Each line that includes the word "conflicts" counts once; give the total and nothing more.

— START DATA ROWS —

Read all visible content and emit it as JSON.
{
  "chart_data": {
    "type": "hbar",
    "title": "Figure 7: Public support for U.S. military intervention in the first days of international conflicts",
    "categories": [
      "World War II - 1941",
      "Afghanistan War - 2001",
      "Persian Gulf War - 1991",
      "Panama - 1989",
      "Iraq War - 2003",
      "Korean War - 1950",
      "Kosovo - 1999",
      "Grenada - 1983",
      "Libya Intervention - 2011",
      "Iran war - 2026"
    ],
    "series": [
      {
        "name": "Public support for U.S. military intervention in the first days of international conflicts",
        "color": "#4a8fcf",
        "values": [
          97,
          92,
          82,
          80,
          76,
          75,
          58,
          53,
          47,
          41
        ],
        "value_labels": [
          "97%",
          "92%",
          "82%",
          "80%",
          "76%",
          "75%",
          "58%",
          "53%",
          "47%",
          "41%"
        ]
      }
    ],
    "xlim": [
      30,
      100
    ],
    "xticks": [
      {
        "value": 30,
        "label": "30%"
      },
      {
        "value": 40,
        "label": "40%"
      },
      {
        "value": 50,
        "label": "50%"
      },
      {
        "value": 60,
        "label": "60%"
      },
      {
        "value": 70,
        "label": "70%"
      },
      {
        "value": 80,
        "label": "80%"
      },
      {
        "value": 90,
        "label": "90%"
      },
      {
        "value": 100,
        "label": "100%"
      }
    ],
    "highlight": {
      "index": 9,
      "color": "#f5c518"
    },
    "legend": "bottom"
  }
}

— END DATA ROWS —
— START DATA ROWS —

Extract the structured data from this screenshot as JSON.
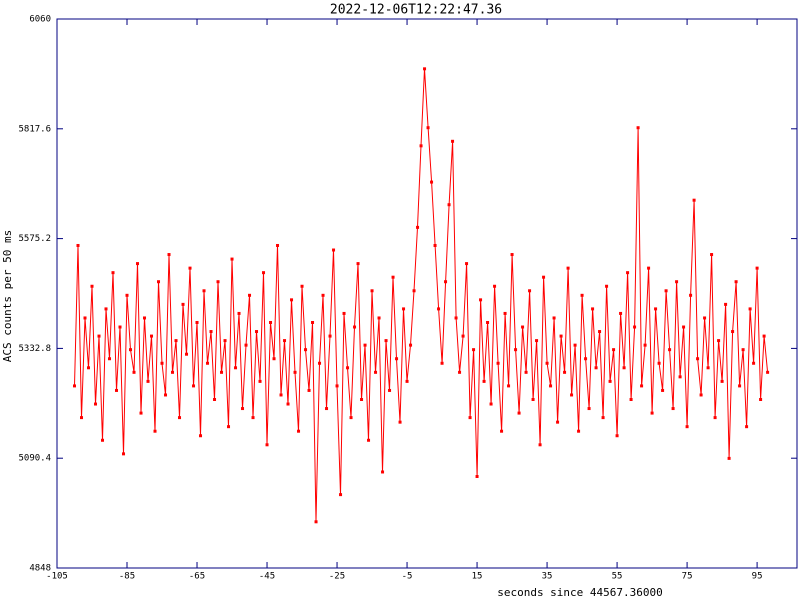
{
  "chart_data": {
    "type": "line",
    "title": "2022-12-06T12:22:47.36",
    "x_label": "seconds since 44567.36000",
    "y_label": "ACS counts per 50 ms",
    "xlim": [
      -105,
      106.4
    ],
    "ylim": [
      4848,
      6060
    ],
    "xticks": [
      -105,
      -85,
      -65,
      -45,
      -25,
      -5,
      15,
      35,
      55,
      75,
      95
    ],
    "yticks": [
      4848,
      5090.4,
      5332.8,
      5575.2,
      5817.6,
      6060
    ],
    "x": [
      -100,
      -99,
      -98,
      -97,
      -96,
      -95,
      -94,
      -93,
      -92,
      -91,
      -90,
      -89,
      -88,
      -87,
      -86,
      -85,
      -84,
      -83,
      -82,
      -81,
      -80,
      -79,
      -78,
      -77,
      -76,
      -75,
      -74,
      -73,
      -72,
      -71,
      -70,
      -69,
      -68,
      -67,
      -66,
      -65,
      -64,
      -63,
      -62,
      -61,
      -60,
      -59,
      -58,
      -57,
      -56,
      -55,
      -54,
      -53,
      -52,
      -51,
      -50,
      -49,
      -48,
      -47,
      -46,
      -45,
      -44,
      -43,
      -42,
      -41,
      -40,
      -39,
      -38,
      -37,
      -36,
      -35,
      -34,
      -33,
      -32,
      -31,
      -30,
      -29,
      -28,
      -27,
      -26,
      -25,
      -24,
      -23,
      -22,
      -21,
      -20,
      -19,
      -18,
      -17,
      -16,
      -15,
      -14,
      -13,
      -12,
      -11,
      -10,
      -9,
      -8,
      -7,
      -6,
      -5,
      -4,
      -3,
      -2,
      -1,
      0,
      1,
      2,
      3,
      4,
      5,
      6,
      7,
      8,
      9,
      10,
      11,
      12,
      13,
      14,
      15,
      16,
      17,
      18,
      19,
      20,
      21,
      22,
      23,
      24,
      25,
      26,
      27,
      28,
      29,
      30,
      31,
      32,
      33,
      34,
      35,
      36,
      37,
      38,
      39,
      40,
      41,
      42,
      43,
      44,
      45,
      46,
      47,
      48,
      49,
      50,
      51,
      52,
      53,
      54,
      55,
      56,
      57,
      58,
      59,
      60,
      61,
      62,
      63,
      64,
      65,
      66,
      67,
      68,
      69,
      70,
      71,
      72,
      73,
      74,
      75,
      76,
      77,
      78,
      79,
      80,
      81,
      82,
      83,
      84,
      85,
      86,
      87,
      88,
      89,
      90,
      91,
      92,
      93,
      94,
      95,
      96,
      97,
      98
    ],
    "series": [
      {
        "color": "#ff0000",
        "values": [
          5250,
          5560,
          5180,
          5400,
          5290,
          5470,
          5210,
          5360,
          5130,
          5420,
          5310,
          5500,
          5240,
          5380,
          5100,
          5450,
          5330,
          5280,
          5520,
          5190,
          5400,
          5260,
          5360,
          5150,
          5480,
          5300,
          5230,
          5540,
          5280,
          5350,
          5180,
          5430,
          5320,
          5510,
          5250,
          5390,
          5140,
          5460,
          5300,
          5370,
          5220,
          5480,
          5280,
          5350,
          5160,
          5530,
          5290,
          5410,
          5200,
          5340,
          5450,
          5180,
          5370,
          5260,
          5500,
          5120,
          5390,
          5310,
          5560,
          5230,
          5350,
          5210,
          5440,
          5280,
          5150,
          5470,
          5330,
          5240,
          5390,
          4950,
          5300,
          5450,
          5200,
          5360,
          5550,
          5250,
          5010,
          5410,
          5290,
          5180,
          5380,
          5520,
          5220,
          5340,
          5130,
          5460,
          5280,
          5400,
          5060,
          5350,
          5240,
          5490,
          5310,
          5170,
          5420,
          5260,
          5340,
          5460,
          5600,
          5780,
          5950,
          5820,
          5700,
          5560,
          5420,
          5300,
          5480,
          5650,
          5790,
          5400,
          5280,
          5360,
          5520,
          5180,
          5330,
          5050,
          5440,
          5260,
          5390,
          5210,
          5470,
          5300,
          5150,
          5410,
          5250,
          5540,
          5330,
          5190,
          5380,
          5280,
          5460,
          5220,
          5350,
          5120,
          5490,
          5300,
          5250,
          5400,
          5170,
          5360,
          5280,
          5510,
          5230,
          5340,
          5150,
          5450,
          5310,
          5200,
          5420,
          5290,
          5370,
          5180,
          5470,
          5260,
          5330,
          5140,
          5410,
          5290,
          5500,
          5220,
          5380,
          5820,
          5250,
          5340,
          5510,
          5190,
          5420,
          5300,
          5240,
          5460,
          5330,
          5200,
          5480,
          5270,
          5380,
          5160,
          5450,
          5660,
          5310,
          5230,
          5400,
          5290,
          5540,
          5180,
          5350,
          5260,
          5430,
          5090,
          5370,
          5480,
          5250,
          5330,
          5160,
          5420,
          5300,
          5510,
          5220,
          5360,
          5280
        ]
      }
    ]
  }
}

— END DATA ROWS —

SOLUTION
2